Brief: Reproduce the complete listing without any deviation.

++++

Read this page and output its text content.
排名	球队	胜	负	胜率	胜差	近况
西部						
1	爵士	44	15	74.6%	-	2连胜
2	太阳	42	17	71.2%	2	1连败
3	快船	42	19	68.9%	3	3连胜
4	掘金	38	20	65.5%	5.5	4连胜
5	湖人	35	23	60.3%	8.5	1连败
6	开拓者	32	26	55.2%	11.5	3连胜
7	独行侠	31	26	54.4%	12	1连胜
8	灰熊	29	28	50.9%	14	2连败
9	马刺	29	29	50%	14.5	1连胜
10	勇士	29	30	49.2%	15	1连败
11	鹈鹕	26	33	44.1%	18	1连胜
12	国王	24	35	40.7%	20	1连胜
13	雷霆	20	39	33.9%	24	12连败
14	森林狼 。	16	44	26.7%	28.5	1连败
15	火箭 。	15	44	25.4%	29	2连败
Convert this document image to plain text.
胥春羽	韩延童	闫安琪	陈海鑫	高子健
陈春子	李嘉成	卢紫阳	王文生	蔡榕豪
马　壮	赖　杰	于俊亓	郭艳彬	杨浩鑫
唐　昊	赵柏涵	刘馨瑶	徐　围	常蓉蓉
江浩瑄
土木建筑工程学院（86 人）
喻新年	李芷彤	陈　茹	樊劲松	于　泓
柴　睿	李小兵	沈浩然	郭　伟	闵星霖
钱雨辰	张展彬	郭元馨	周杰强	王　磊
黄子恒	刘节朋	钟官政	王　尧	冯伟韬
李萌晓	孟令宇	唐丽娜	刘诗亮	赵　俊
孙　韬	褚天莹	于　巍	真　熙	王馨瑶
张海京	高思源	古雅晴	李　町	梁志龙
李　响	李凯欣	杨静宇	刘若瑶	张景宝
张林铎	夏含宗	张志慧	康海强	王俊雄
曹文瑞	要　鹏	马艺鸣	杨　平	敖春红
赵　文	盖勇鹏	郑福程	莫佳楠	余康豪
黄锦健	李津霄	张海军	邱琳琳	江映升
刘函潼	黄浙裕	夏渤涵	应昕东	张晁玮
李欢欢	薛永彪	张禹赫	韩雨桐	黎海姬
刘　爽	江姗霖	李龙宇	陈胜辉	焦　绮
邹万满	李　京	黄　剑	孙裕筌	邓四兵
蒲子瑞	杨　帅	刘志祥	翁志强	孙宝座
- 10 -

++++

Full answer:
Read this page and output its text content.
排名	球队	胜	负	胜率	胜差	近况
西部						
1	爵士	44	15	74.6%	-	2连胜
2	太阳	42	17	71.2%	2	1连败
3	快船	42	19	68.9%	3	3连胜
4	掘金	38	20	65.5%	5.5	4连胜
5	湖人	35	23	60.3%	8.5	1连败
6	开拓者	32	26	55.2%	11.5	3连胜
7	独行侠	31	26	54.4%	12	1连胜
8	灰熊	29	28	50.9%	14	2连败
9	马刺	29	29	50%	14.5	1连胜
10	勇士	29	30	49.2%	15	1连败
11	鹈鹕	26	33	44.1%	18	1连胜
12	国王	24	35	40.7%	20	1连胜
13	雷霆	20	39	33.9%	24	12连败
14	森林狼 。	16	44	26.7%	28.5	1连败
15	火箭 。	15	44	25.4%	29	2连败
Convert this document image to plain text.
胥春羽	韩延童	闫安琪	陈海鑫	高子健
陈春子	李嘉成	卢紫阳	王文生	蔡榕豪
马　壮	赖　杰	于俊亓	郭艳彬	杨浩鑫
唐　昊	赵柏涵	刘馨瑶	徐　围	常蓉蓉
江浩瑄
土木建筑工程学院（86 人）
喻新年	李芷彤	陈　茹	樊劲松	于　泓
柴　睿	李小兵	沈浩然	郭　伟	闵星霖
钱雨辰	张展彬	郭元馨	周杰强	王　磊
黄子恒	刘节朋	钟官政	王　尧	冯伟韬
李萌晓	孟令宇	唐丽娜	刘诗亮	赵　俊
孙　韬	褚天莹	于　巍	真　熙	王馨瑶
张海京	高思源	古雅晴	李　町	梁志龙
李　响	李凯欣	杨静宇	刘若瑶	张景宝
张林铎	夏含宗	张志慧	康海强	王俊雄
曹文瑞	要　鹏	马艺鸣	杨　平	敖春红
赵　文	盖勇鹏	郑福程	莫佳楠	余康豪
黄锦健	李津霄	张海军	邱琳琳	江映升
刘函潼	黄浙裕	夏渤涵	应昕东	张晁玮
李欢欢	薛永彪	张禹赫	韩雨桐	黎海姬
刘　爽	江姗霖	李龙宇	陈胜辉	焦　绮
邹万满	李　京	黄　剑	孙裕筌	邓四兵
蒲子瑞	杨　帅	刘志祥	翁志强	孙宝座
- 10 -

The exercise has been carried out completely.